* CHALLENGE *
Lay out the lines of the rows below as a numbered list, leaving out blank lines and the pictures.

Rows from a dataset
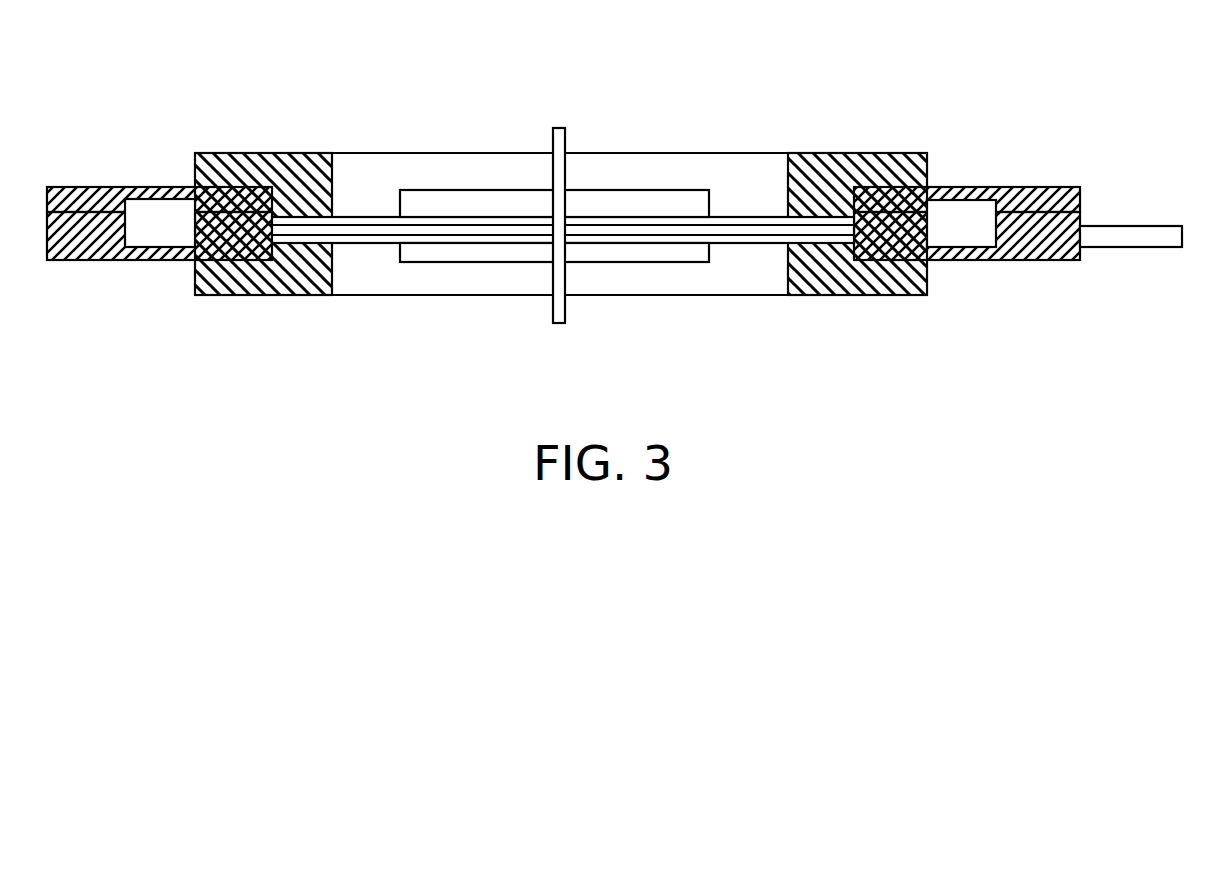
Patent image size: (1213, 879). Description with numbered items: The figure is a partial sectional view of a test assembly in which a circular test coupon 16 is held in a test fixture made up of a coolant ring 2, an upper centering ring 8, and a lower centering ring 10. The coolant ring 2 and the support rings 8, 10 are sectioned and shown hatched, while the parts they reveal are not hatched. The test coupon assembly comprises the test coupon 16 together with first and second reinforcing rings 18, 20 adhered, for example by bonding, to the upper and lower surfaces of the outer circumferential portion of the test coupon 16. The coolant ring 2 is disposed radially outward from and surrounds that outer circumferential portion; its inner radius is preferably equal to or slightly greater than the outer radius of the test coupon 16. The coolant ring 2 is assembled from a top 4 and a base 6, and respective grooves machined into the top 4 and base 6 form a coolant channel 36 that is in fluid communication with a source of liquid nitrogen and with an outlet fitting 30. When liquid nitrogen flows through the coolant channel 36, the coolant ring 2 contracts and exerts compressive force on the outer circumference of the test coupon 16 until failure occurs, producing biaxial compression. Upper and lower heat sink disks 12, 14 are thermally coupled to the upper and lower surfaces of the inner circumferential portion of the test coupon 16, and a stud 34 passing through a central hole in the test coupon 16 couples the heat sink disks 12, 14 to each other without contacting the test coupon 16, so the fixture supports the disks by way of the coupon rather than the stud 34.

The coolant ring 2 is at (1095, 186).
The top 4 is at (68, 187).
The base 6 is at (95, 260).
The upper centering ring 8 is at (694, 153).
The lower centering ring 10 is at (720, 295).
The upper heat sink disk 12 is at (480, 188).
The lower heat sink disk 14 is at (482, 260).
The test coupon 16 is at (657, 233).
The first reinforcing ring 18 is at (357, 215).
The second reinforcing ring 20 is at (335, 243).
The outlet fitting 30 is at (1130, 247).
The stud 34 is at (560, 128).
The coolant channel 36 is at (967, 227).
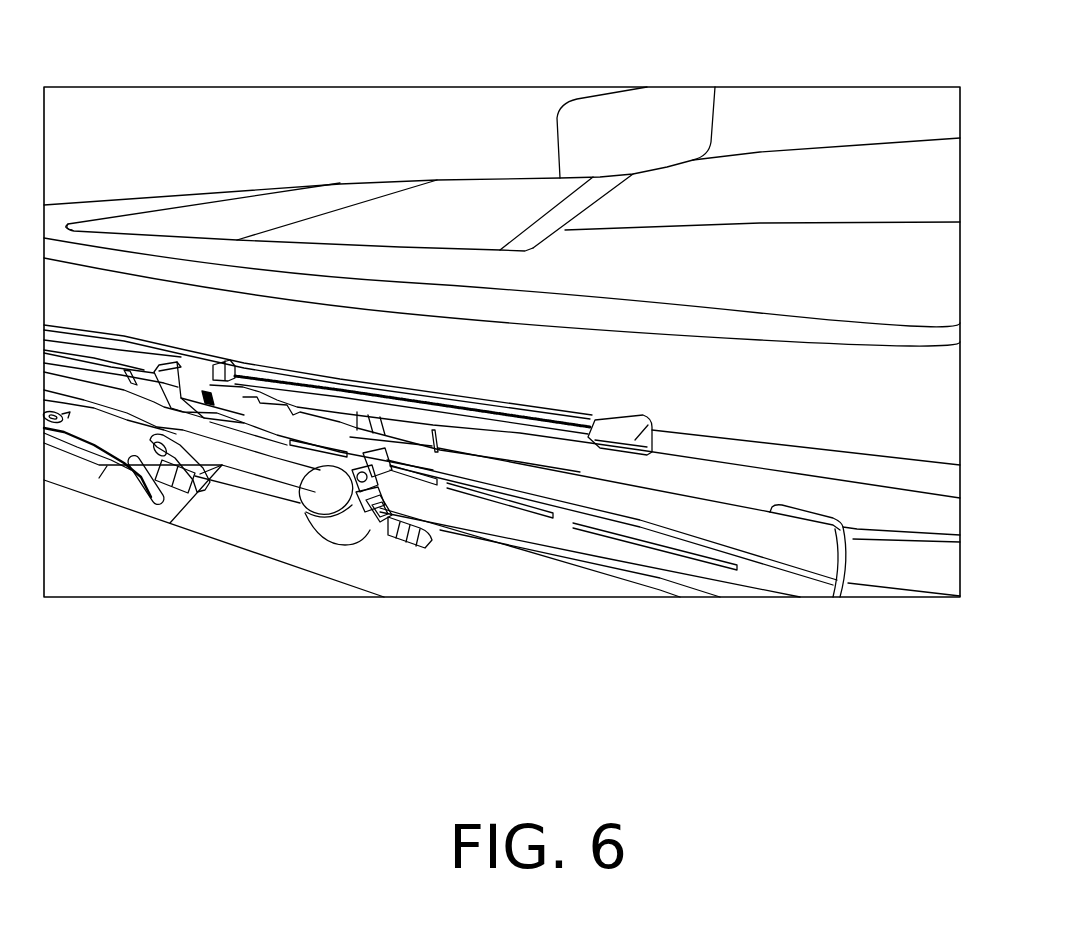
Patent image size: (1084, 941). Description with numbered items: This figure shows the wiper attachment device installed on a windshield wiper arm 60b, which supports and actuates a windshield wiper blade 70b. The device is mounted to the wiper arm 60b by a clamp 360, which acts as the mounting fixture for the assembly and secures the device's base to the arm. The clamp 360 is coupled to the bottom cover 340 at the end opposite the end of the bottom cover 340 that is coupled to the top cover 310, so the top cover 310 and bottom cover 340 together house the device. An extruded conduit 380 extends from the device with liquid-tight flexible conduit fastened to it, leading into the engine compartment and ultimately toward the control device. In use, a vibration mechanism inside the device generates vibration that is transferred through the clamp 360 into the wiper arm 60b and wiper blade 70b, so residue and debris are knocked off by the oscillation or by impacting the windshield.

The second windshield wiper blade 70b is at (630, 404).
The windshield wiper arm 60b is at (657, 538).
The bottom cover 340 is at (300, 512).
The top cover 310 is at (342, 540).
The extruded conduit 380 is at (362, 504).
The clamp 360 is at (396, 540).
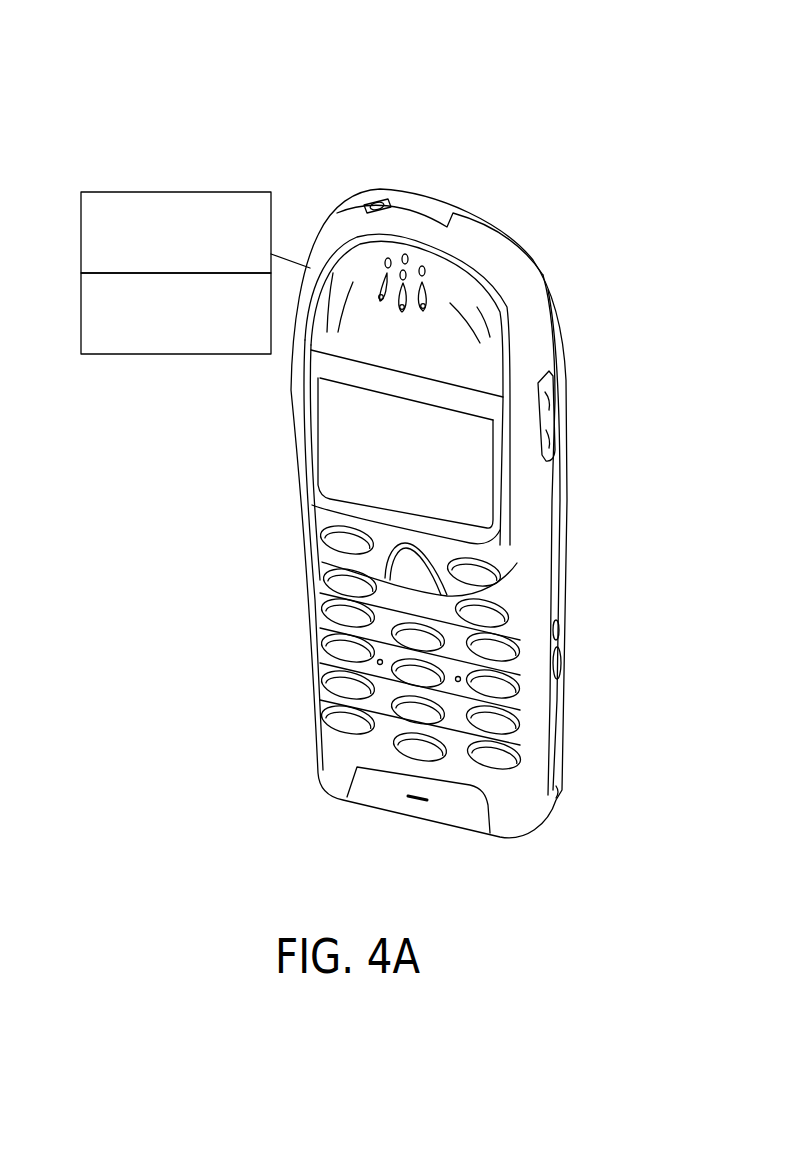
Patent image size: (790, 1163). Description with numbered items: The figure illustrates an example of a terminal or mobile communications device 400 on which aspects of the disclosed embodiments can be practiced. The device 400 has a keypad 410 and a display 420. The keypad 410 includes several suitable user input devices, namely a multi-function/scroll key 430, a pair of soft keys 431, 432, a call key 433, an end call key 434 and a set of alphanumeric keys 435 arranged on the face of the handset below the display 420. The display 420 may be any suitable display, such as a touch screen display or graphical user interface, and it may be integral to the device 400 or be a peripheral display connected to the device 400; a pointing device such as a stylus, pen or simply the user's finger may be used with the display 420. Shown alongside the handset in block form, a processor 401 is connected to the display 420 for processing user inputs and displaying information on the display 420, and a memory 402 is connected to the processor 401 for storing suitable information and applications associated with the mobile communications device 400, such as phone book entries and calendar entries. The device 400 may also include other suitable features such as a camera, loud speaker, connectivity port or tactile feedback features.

* SOLUTION *
1. Patent image size: (1213, 879). Description with numbered items: The figure is a partial sectional view of a test assembly in which a circular test coupon 16 is held in a test fixture made up of a coolant ring 2, an upper centering ring 8, and a lower centering ring 10. The coolant ring 2 and the support rings 8, 10 are sectioned and shown hatched, while the parts they reveal are not hatched. The test coupon assembly comprises the test coupon 16 together with first and second reinforcing rings 18, 20 adhered, for example by bonding, to the upper and lower surfaces of the outer circumferential portion of the test coupon 16. The coolant ring 2 is disposed radially outward from and surrounds that outer circumferential portion; its inner radius is preferably equal to or slightly greater than the outer radius of the test coupon 16. The coolant ring 2 is assembled from a top 4 and a base 6, and respective grooves machined into the top 4 and base 6 form a coolant channel 36 that is in fluid communication with a source of liquid nitrogen and with an outlet fitting 30. When liquid nitrogen flows through the coolant channel 36, the coolant ring 2 contracts and exerts compressive force on the outer circumference of the test coupon 16 until failure occurs, producing biaxial compression. Upper and lower heat sink disks 12, 14 are thermally coupled to the upper and lower surfaces of the inner circumferential portion of the test coupon 16, and a stud 34 passing through a central hole in the test coupon 16 couples the heat sink disks 12, 14 to each other without contacting the test coupon 16, so the fixture supports the disks by way of the coupon rather than the stud 34.
2. The coolant ring 2 is at (1095, 186).
3. The top 4 is at (68, 187).
4. The base 6 is at (95, 260).
5. The upper centering ring 8 is at (694, 153).
6. The lower centering ring 10 is at (720, 295).
7. The upper heat sink disk 12 is at (480, 188).
8. The lower heat sink disk 14 is at (482, 260).
9. The test coupon 16 is at (657, 233).
10. The first reinforcing ring 18 is at (357, 215).
11. The second reinforcing ring 20 is at (335, 243).
12. The outlet fitting 30 is at (1130, 247).
13. The stud 34 is at (560, 128).
14. The coolant channel 36 is at (967, 227).
15. Patent image size: (1084, 941). Description with numbered items: This figure shows the wiper attachment device installed on a windshield wiper arm 60b, which supports and actuates a windshield wiper blade 70b. The device is mounted to the wiper arm 60b by a clamp 360, which acts as the mounting fixture for the assembly and secures the device's base to the arm. The clamp 360 is coupled to the bottom cover 340 at the end opposite the end of the bottom cover 340 that is coupled to the top cover 310, so the top cover 310 and bottom cover 340 together house the device. An extruded conduit 380 extends from the device with liquid-tight flexible conduit fastened to it, leading into the engine compartment and ultimately toward the control device. In use, a vibration mechanism inside the device generates vibration that is transferred through the clamp 360 into the wiper arm 60b and wiper blade 70b, so residue and debris are knocked off by the oscillation or by impacting the windshield.
16. The second windshield wiper blade 70b is at (630, 404).
17. The windshield wiper arm 60b is at (657, 538).
18. The bottom cover 340 is at (300, 512).
19. The top cover 310 is at (342, 540).
20. The extruded conduit 380 is at (362, 504).
21. The clamp 360 is at (396, 540).
22. Patent image size: (790, 1163). Description with numbered items: The figure illustrates an example of a terminal or mobile communications device 400 on which aspects of the disclosed embodiments can be practiced. The device 400 has a keypad 410 and a display 420. The keypad 410 includes several suitable user input devices, namely a multi-function/scroll key 430, a pair of soft keys 431, 432, a call key 433, an end call key 434 and a set of alphanumeric keys 435 arranged on the face of the handset below the display 420. The display 420 may be any suitable display, such as a touch screen display or graphical user interface, and it may be integral to the device 400 or be a peripheral display connected to the device 400; a pointing device such as a stylus, pen or simply the user's finger may be used with the display 420. Shown alongside the handset in block form, a processor 401 is connected to the display 420 for processing user inputs and displaying information on the display 420, and a memory 402 is connected to the processor 401 for storing suitable information and applications associated with the mobile communications device 400, such as phone book entries and calendar entries. The device 400 may also include other suitable features such as a camera, loud speaker, connectivity port or tactile feedback features.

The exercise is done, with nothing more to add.